== LISTING ==
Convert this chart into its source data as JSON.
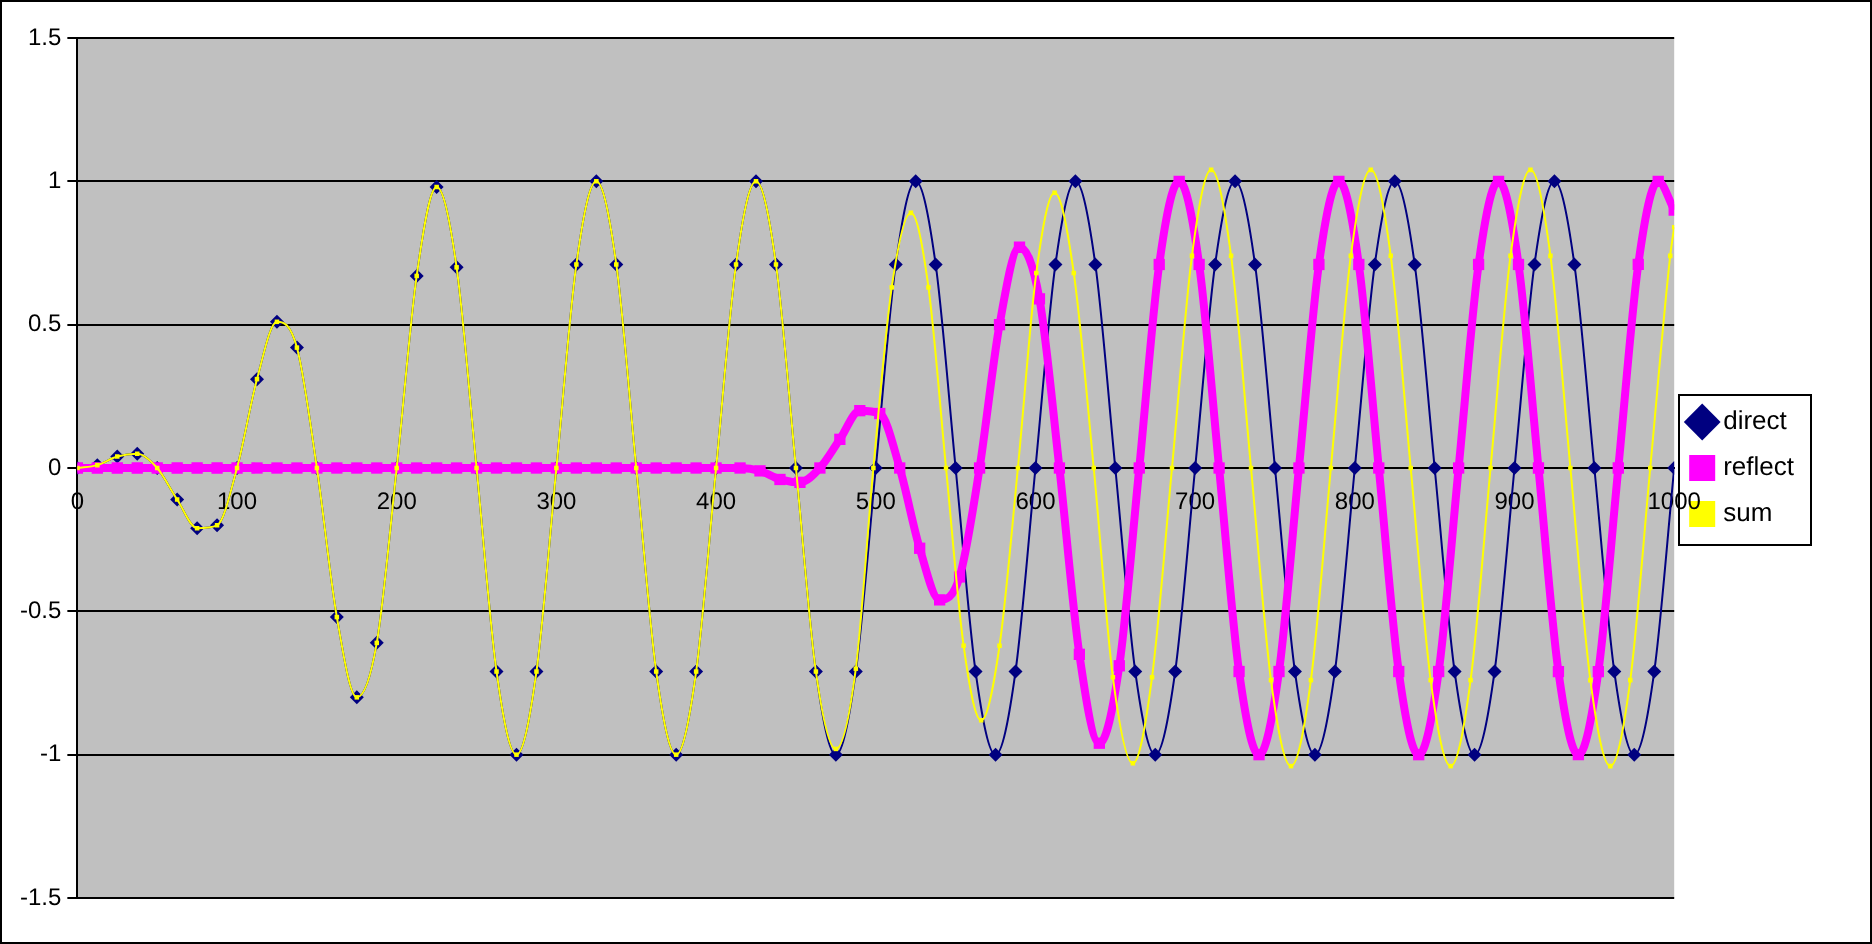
{
  "chart_data": {
    "type": "line",
    "xlim": [
      0,
      1000
    ],
    "xticks": [
      0,
      100,
      200,
      300,
      400,
      500,
      600,
      700,
      800,
      900,
      1000
    ],
    "ylim": [
      -1.5,
      1.5
    ],
    "yticks": [
      -1.5,
      -1,
      -0.5,
      0,
      0.5,
      1,
      1.5
    ],
    "grid": "y",
    "legend": "right",
    "series": [
      {
        "name": "direct",
        "color": "#000080",
        "marker": "diamond",
        "x": [
          0,
          12.5,
          25,
          37.5,
          50,
          62.5,
          75,
          87.5,
          100,
          112.5,
          125,
          137.5,
          150,
          162.5,
          175,
          187.5,
          200,
          212.5,
          225,
          237.5,
          250,
          262.5,
          275,
          287.5,
          300,
          312.5,
          325,
          337.5,
          350,
          362.5,
          375,
          387.5,
          400,
          412.5,
          425,
          437.5,
          450,
          462.5,
          475,
          487.5,
          500,
          512.5,
          525,
          537.5,
          550,
          562.5,
          575,
          587.5,
          600,
          612.5,
          625,
          637.5,
          650,
          662.5,
          675,
          687.5,
          700,
          712.5,
          725,
          737.5,
          750,
          762.5,
          775,
          787.5,
          800,
          812.5,
          825,
          837.5,
          850,
          862.5,
          875,
          887.5,
          900,
          912.5,
          925,
          937.5,
          950,
          962.5,
          975,
          987.5,
          1000
        ],
        "values": [
          0,
          0.01,
          0.04,
          0.05,
          0,
          -0.11,
          -0.21,
          -0.2,
          0,
          0.31,
          0.51,
          0.42,
          0,
          -0.52,
          -0.8,
          -0.61,
          0,
          0.67,
          0.98,
          0.7,
          0,
          -0.71,
          -1,
          -0.71,
          0,
          0.71,
          1,
          0.71,
          0,
          -0.71,
          -1,
          -0.71,
          0,
          0.71,
          1,
          0.71,
          0,
          -0.71,
          -1,
          -0.71,
          0,
          0.71,
          1,
          0.71,
          0,
          -0.71,
          -1,
          -0.71,
          0,
          0.71,
          1,
          0.71,
          0,
          -0.71,
          -1,
          -0.71,
          0,
          0.71,
          1,
          0.71,
          0,
          -0.71,
          -1,
          -0.71,
          0,
          0.71,
          1,
          0.71,
          0,
          -0.71,
          -1,
          -0.71,
          0,
          0.71,
          1,
          0.71,
          0,
          -0.71,
          -1,
          -0.71,
          0
        ]
      },
      {
        "name": "reflect",
        "color": "#ff00ff",
        "marker": "square",
        "x": [
          0,
          12.5,
          25,
          37.5,
          50,
          62.5,
          75,
          87.5,
          100,
          112.5,
          125,
          137.5,
          150,
          162.5,
          175,
          187.5,
          200,
          212.5,
          225,
          237.5,
          250,
          262.5,
          275,
          287.5,
          300,
          312.5,
          325,
          337.5,
          350,
          362.5,
          375,
          387.5,
          400,
          415,
          427.5,
          440,
          452.5,
          465,
          477.5,
          490,
          502.5,
          515,
          527.5,
          540,
          552.5,
          565,
          577.5,
          590,
          602.5,
          615,
          627.5,
          640,
          652.5,
          665,
          677.5,
          690,
          702.5,
          715,
          727.5,
          740,
          752.5,
          765,
          777.5,
          790,
          802.5,
          815,
          827.5,
          840,
          852.5,
          865,
          877.5,
          890,
          902.5,
          915,
          927.5,
          940,
          952.5,
          965,
          977.5,
          990,
          1000
        ],
        "values": [
          0,
          0,
          0,
          0,
          0,
          0,
          0,
          0,
          0,
          0,
          0,
          0,
          0,
          0,
          0,
          0,
          0,
          0,
          0,
          0,
          0,
          0,
          0,
          0,
          0,
          0,
          0,
          0,
          0,
          0,
          0,
          0,
          0,
          0,
          -0.01,
          -0.04,
          -0.05,
          0,
          0.1,
          0.2,
          0.19,
          0,
          -0.28,
          -0.46,
          -0.38,
          0,
          0.5,
          0.77,
          0.59,
          0,
          -0.65,
          -0.96,
          -0.69,
          0,
          0.71,
          1,
          0.71,
          0,
          -0.71,
          -1,
          -0.71,
          0,
          0.71,
          1,
          0.71,
          0,
          -0.71,
          -1,
          -0.71,
          0,
          0.71,
          1,
          0.71,
          0,
          -0.71,
          -1,
          -0.71,
          0,
          0.71,
          1,
          0.9
        ]
      },
      {
        "name": "sum",
        "color": "#ffff00",
        "marker": "square",
        "x": [
          0,
          12.5,
          25,
          37.5,
          50,
          62.5,
          75,
          87.5,
          100,
          112.5,
          125,
          137.5,
          150,
          162.5,
          175,
          187.5,
          200,
          212.5,
          225,
          237.5,
          250,
          262.5,
          275,
          287.5,
          300,
          312.5,
          325,
          337.5,
          350,
          362.5,
          375,
          387.5,
          400,
          412.5,
          425,
          437.5,
          450,
          462.5,
          475,
          487.5,
          498.5,
          510,
          522,
          533,
          544,
          555,
          566,
          577.5,
          589,
          600.5,
          612,
          624,
          636.5,
          648.5,
          661,
          673,
          685.5,
          698,
          710,
          722.5,
          735,
          747.5,
          760,
          772.5,
          785,
          797.5,
          810,
          822.5,
          835,
          847.5,
          860,
          872.5,
          885,
          897.5,
          910,
          922.5,
          935,
          947.5,
          960,
          972.5,
          985,
          997.5,
          1000
        ],
        "values": [
          0,
          0.01,
          0.04,
          0.05,
          0,
          -0.11,
          -0.21,
          -0.2,
          0,
          0.31,
          0.51,
          0.42,
          0,
          -0.52,
          -0.8,
          -0.61,
          0,
          0.67,
          0.98,
          0.7,
          0,
          -0.71,
          -1,
          -0.71,
          0,
          0.71,
          1,
          0.71,
          0,
          -0.71,
          -1,
          -0.71,
          0,
          0.71,
          1,
          0.71,
          0,
          -0.71,
          -0.98,
          -0.7,
          0,
          0.63,
          0.89,
          0.63,
          0,
          -0.62,
          -0.88,
          -0.62,
          0,
          0.68,
          0.96,
          0.68,
          0,
          -0.73,
          -1.03,
          -0.73,
          0,
          0.74,
          1.04,
          0.74,
          0,
          -0.74,
          -1.04,
          -0.74,
          0,
          0.74,
          1.04,
          0.74,
          0,
          -0.74,
          -1.04,
          -0.74,
          0,
          0.74,
          1.04,
          0.74,
          0,
          -0.74,
          -1.04,
          -0.74,
          0,
          0.74,
          0.84
        ]
      }
    ]
  }
}
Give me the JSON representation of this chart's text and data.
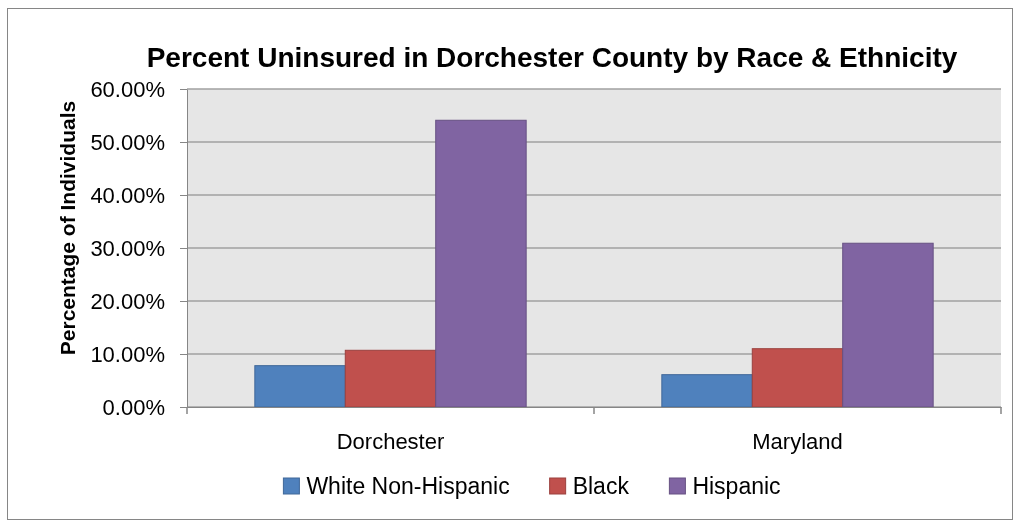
===
* **TO BE DONE**
Without the pictures, print the records in full, exactly as they appear.

* **TASK SOLUTION**
Convert this chart into its source data as JSON.
{
  "chart_data": {
    "type": "line",
    "xlim": [
      0,
      1000
    ],
    "xticks": [
      0,
      100,
      200,
      300,
      400,
      500,
      600,
      700,
      800,
      900,
      1000
    ],
    "ylim": [
      -1.5,
      1.5
    ],
    "yticks": [
      -1.5,
      -1,
      -0.5,
      0,
      0.5,
      1,
      1.5
    ],
    "grid": "y",
    "legend": "right",
    "series": [
      {
        "name": "direct",
        "color": "#000080",
        "marker": "diamond",
        "x": [
          0,
          12.5,
          25,
          37.5,
          50,
          62.5,
          75,
          87.5,
          100,
          112.5,
          125,
          137.5,
          150,
          162.5,
          175,
          187.5,
          200,
          212.5,
          225,
          237.5,
          250,
          262.5,
          275,
          287.5,
          300,
          312.5,
          325,
          337.5,
          350,
          362.5,
          375,
          387.5,
          400,
          412.5,
          425,
          437.5,
          450,
          462.5,
          475,
          487.5,
          500,
          512.5,
          525,
          537.5,
          550,
          562.5,
          575,
          587.5,
          600,
          612.5,
          625,
          637.5,
          650,
          662.5,
          675,
          687.5,
          700,
          712.5,
          725,
          737.5,
          750,
          762.5,
          775,
          787.5,
          800,
          812.5,
          825,
          837.5,
          850,
          862.5,
          875,
          887.5,
          900,
          912.5,
          925,
          937.5,
          950,
          962.5,
          975,
          987.5,
          1000
        ],
        "values": [
          0,
          0.01,
          0.04,
          0.05,
          0,
          -0.11,
          -0.21,
          -0.2,
          0,
          0.31,
          0.51,
          0.42,
          0,
          -0.52,
          -0.8,
          -0.61,
          0,
          0.67,
          0.98,
          0.7,
          0,
          -0.71,
          -1,
          -0.71,
          0,
          0.71,
          1,
          0.71,
          0,
          -0.71,
          -1,
          -0.71,
          0,
          0.71,
          1,
          0.71,
          0,
          -0.71,
          -1,
          -0.71,
          0,
          0.71,
          1,
          0.71,
          0,
          -0.71,
          -1,
          -0.71,
          0,
          0.71,
          1,
          0.71,
          0,
          -0.71,
          -1,
          -0.71,
          0,
          0.71,
          1,
          0.71,
          0,
          -0.71,
          -1,
          -0.71,
          0,
          0.71,
          1,
          0.71,
          0,
          -0.71,
          -1,
          -0.71,
          0,
          0.71,
          1,
          0.71,
          0,
          -0.71,
          -1,
          -0.71,
          0
        ]
      },
      {
        "name": "reflect",
        "color": "#ff00ff",
        "marker": "square",
        "x": [
          0,
          12.5,
          25,
          37.5,
          50,
          62.5,
          75,
          87.5,
          100,
          112.5,
          125,
          137.5,
          150,
          162.5,
          175,
          187.5,
          200,
          212.5,
          225,
          237.5,
          250,
          262.5,
          275,
          287.5,
          300,
          312.5,
          325,
          337.5,
          350,
          362.5,
          375,
          387.5,
          400,
          415,
          427.5,
          440,
          452.5,
          465,
          477.5,
          490,
          502.5,
          515,
          527.5,
          540,
          552.5,
          565,
          577.5,
          590,
          602.5,
          615,
          627.5,
          640,
          652.5,
          665,
          677.5,
          690,
          702.5,
          715,
          727.5,
          740,
          752.5,
          765,
          777.5,
          790,
          802.5,
          815,
          827.5,
          840,
          852.5,
          865,
          877.5,
          890,
          902.5,
          915,
          927.5,
          940,
          952.5,
          965,
          977.5,
          990,
          1000
        ],
        "values": [
          0,
          0,
          0,
          0,
          0,
          0,
          0,
          0,
          0,
          0,
          0,
          0,
          0,
          0,
          0,
          0,
          0,
          0,
          0,
          0,
          0,
          0,
          0,
          0,
          0,
          0,
          0,
          0,
          0,
          0,
          0,
          0,
          0,
          0,
          -0.01,
          -0.04,
          -0.05,
          0,
          0.1,
          0.2,
          0.19,
          0,
          -0.28,
          -0.46,
          -0.38,
          0,
          0.5,
          0.77,
          0.59,
          0,
          -0.65,
          -0.96,
          -0.69,
          0,
          0.71,
          1,
          0.71,
          0,
          -0.71,
          -1,
          -0.71,
          0,
          0.71,
          1,
          0.71,
          0,
          -0.71,
          -1,
          -0.71,
          0,
          0.71,
          1,
          0.71,
          0,
          -0.71,
          -1,
          -0.71,
          0,
          0.71,
          1,
          0.9
        ]
      },
      {
        "name": "sum",
        "color": "#ffff00",
        "marker": "square",
        "x": [
          0,
          12.5,
          25,
          37.5,
          50,
          62.5,
          75,
          87.5,
          100,
          112.5,
          125,
          137.5,
          150,
          162.5,
          175,
          187.5,
          200,
          212.5,
          225,
          237.5,
          250,
          262.5,
          275,
          287.5,
          300,
          312.5,
          325,
          337.5,
          350,
          362.5,
          375,
          387.5,
          400,
          412.5,
          425,
          437.5,
          450,
          462.5,
          475,
          487.5,
          498.5,
          510,
          522,
          533,
          544,
          555,
          566,
          577.5,
          589,
          600.5,
          612,
          624,
          636.5,
          648.5,
          661,
          673,
          685.5,
          698,
          710,
          722.5,
          735,
          747.5,
          760,
          772.5,
          785,
          797.5,
          810,
          822.5,
          835,
          847.5,
          860,
          872.5,
          885,
          897.5,
          910,
          922.5,
          935,
          947.5,
          960,
          972.5,
          985,
          997.5,
          1000
        ],
        "values": [
          0,
          0.01,
          0.04,
          0.05,
          0,
          -0.11,
          -0.21,
          -0.2,
          0,
          0.31,
          0.51,
          0.42,
          0,
          -0.52,
          -0.8,
          -0.61,
          0,
          0.67,
          0.98,
          0.7,
          0,
          -0.71,
          -1,
          -0.71,
          0,
          0.71,
          1,
          0.71,
          0,
          -0.71,
          -1,
          -0.71,
          0,
          0.71,
          1,
          0.71,
          0,
          -0.71,
          -0.98,
          -0.7,
          0,
          0.63,
          0.89,
          0.63,
          0,
          -0.62,
          -0.88,
          -0.62,
          0,
          0.68,
          0.96,
          0.68,
          0,
          -0.73,
          -1.03,
          -0.73,
          0,
          0.74,
          1.04,
          0.74,
          0,
          -0.74,
          -1.04,
          -0.74,
          0,
          0.74,
          1.04,
          0.74,
          0,
          -0.74,
          -1.04,
          -0.74,
          0,
          0.74,
          1.04,
          0.74,
          0,
          -0.74,
          -1.04,
          -0.74,
          0,
          0.74,
          0.84
        ]
      }
    ]
  }
}
Give me the JSON representation of this chart's text and data.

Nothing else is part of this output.